■ **GIVEN PROBLEM**: Lines that include the word "does" are the ones to copy.

[Start of RECORDS FOR THE TASK]

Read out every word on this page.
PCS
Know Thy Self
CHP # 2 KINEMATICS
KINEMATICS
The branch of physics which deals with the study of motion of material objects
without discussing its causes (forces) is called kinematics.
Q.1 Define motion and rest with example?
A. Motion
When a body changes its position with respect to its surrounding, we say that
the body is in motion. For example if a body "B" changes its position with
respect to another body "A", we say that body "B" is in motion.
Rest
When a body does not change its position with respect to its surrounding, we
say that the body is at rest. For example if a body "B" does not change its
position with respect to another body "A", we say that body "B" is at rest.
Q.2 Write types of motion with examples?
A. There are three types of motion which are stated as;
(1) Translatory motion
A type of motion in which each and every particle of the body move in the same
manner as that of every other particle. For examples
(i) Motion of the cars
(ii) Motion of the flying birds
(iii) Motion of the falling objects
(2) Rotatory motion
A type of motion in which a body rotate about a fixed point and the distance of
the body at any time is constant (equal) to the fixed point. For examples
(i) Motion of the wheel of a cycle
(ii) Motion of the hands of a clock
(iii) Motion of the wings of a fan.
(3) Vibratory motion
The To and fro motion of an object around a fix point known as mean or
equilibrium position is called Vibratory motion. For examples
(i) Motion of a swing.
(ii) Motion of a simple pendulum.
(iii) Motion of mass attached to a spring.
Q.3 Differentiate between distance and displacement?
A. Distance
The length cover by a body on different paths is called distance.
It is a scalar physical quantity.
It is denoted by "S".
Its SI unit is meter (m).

[End of RECORDS FOR THE TASK]

■ **FULL ANSWER**:
When a body does not change its position with respect to its surrounding, we
say that the body is at rest. For example if a body "B" does not change its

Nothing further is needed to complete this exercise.